▸ **Given request**
Output all records precisely as written.

[Figure contents as structured data]
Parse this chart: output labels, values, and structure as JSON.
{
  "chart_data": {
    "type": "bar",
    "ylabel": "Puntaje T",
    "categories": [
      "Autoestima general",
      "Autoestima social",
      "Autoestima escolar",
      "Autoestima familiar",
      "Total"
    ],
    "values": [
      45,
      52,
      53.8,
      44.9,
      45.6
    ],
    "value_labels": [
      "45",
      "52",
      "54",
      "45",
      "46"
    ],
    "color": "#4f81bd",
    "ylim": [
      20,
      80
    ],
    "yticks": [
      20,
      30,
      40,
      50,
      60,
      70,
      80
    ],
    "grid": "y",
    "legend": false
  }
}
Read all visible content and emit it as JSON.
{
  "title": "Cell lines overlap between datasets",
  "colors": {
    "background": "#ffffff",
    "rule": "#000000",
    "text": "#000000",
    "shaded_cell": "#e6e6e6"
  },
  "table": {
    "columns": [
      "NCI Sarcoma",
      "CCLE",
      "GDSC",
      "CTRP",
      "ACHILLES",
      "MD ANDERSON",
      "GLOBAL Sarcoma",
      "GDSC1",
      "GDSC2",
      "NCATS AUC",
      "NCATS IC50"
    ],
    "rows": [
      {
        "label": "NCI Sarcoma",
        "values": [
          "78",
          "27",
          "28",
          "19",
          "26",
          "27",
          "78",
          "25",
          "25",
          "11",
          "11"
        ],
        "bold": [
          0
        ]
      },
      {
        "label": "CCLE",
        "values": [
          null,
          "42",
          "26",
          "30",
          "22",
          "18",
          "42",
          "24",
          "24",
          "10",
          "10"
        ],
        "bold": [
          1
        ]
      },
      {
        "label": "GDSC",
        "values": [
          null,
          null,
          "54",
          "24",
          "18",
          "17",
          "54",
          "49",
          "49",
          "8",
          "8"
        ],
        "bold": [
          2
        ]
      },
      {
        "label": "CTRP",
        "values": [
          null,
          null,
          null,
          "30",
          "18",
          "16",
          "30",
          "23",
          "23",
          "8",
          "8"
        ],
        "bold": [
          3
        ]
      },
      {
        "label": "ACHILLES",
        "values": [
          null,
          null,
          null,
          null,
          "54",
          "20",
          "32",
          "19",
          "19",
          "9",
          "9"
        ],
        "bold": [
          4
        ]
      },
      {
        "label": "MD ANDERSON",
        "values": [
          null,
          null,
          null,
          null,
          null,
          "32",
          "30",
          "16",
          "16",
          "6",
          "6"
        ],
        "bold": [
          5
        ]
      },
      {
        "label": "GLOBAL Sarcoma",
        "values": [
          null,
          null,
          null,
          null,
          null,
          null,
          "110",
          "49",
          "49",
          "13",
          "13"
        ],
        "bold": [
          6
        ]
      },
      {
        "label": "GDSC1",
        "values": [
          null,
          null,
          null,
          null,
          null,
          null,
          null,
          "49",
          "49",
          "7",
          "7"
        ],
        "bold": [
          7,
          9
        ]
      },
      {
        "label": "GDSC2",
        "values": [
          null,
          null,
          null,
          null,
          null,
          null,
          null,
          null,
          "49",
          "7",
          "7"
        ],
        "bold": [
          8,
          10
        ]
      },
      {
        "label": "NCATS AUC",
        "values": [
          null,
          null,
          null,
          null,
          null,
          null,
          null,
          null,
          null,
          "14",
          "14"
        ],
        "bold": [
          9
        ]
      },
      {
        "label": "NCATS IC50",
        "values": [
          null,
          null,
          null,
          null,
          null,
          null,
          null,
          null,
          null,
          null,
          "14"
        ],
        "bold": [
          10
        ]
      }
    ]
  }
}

▸ **Expected output**
Parse this chart: output labels, values, and structure as JSON.
{
  "chart_data": {
    "type": "bar",
    "ylabel": "Puntaje T",
    "categories": [
      "Autoestima general",
      "Autoestima social",
      "Autoestima escolar",
      "Autoestima familiar",
      "Total"
    ],
    "values": [
      45,
      52,
      53.8,
      44.9,
      45.6
    ],
    "value_labels": [
      "45",
      "52",
      "54",
      "45",
      "46"
    ],
    "color": "#4f81bd",
    "ylim": [
      20,
      80
    ],
    "yticks": [
      20,
      30,
      40,
      50,
      60,
      70,
      80
    ],
    "grid": "y",
    "legend": false
  }
}
Read all visible content and emit it as JSON.
{
  "title": "Cell lines overlap between datasets",
  "colors": {
    "background": "#ffffff",
    "rule": "#000000",
    "text": "#000000",
    "shaded_cell": "#e6e6e6"
  },
  "table": {
    "columns": [
      "NCI Sarcoma",
      "CCLE",
      "GDSC",
      "CTRP",
      "ACHILLES",
      "MD ANDERSON",
      "GLOBAL Sarcoma",
      "GDSC1",
      "GDSC2",
      "NCATS AUC",
      "NCATS IC50"
    ],
    "rows": [
      {
        "label": "NCI Sarcoma",
        "values": [
          "78",
          "27",
          "28",
          "19",
          "26",
          "27",
          "78",
          "25",
          "25",
          "11",
          "11"
        ],
        "bold": [
          0
        ]
      },
      {
        "label": "CCLE",
        "values": [
          null,
          "42",
          "26",
          "30",
          "22",
          "18",
          "42",
          "24",
          "24",
          "10",
          "10"
        ],
        "bold": [
          1
        ]
      },
      {
        "label": "GDSC",
        "values": [
          null,
          null,
          "54",
          "24",
          "18",
          "17",
          "54",
          "49",
          "49",
          "8",
          "8"
        ],
        "bold": [
          2
        ]
      },
      {
        "label": "CTRP",
        "values": [
          null,
          null,
          null,
          "30",
          "18",
          "16",
          "30",
          "23",
          "23",
          "8",
          "8"
        ],
        "bold": [
          3
        ]
      },
      {
        "label": "ACHILLES",
        "values": [
          null,
          null,
          null,
          null,
          "54",
          "20",
          "32",
          "19",
          "19",
          "9",
          "9"
        ],
        "bold": [
          4
        ]
      },
      {
        "label": "MD ANDERSON",
        "values": [
          null,
          null,
          null,
          null,
          null,
          "32",
          "30",
          "16",
          "16",
          "6",
          "6"
        ],
        "bold": [
          5
        ]
      },
      {
        "label": "GLOBAL Sarcoma",
        "values": [
          null,
          null,
          null,
          null,
          null,
          null,
          "110",
          "49",
          "49",
          "13",
          "13"
        ],
        "bold": [
          6
        ]
      },
      {
        "label": "GDSC1",
        "values": [
          null,
          null,
          null,
          null,
          null,
          null,
          null,
          "49",
          "49",
          "7",
          "7"
        ],
        "bold": [
          7,
          9
        ]
      },
      {
        "label": "GDSC2",
        "values": [
          null,
          null,
          null,
          null,
          null,
          null,
          null,
          null,
          "49",
          "7",
          "7"
        ],
        "bold": [
          8,
          10
        ]
      },
      {
        "label": "NCATS AUC",
        "values": [
          null,
          null,
          null,
          null,
          null,
          null,
          null,
          null,
          null,
          "14",
          "14"
        ],
        "bold": [
          9
        ]
      },
      {
        "label": "NCATS IC50",
        "values": [
          null,
          null,
          null,
          null,
          null,
          null,
          null,
          null,
          null,
          null,
          "14"
        ],
        "bold": [
          10
        ]
      }
    ]
  }
}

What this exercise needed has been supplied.